___ EXTRACTED INFORMATION

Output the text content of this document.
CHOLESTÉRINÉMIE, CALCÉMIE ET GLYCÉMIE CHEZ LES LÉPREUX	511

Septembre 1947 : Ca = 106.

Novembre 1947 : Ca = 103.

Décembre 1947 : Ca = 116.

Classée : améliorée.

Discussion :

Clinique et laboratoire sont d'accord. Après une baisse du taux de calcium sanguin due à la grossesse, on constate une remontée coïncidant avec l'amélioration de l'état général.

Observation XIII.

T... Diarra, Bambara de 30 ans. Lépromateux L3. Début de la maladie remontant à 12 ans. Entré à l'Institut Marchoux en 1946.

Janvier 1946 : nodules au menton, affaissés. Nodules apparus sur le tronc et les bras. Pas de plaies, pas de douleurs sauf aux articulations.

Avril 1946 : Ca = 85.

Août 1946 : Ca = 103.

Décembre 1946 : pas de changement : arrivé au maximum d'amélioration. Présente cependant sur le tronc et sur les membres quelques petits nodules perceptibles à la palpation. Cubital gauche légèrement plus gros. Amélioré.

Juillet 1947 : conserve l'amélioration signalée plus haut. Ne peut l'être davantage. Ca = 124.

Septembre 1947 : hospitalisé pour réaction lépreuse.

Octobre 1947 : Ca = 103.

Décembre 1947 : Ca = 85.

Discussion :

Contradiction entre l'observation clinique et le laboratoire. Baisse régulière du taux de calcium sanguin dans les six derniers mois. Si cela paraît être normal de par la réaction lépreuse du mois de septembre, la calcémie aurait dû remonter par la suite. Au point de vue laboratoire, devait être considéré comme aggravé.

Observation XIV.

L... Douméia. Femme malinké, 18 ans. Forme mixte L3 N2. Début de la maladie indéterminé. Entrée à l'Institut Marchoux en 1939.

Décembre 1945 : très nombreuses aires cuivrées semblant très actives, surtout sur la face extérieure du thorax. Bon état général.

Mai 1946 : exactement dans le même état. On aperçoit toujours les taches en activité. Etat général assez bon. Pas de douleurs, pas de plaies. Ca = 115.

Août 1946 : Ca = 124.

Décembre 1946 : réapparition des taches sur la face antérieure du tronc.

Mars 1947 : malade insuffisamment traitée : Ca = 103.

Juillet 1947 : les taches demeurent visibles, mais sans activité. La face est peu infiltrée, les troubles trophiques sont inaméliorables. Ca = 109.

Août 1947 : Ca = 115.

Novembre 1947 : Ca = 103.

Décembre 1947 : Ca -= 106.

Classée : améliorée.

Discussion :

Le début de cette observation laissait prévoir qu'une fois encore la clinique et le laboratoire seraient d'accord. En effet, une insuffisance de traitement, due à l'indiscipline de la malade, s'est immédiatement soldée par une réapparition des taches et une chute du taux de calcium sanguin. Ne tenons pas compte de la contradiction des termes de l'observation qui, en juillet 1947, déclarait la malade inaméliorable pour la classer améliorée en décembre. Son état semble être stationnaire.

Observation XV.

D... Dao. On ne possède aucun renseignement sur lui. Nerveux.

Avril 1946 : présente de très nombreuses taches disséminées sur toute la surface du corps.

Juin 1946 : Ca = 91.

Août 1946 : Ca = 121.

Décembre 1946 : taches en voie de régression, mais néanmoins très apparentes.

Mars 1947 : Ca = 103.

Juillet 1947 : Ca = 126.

______

→ EXERCISE DESCRIPTION: Of the lines above, how many include the word "douleurs"? Reply with the number only.

→ EXERCISE RESPONSE: 2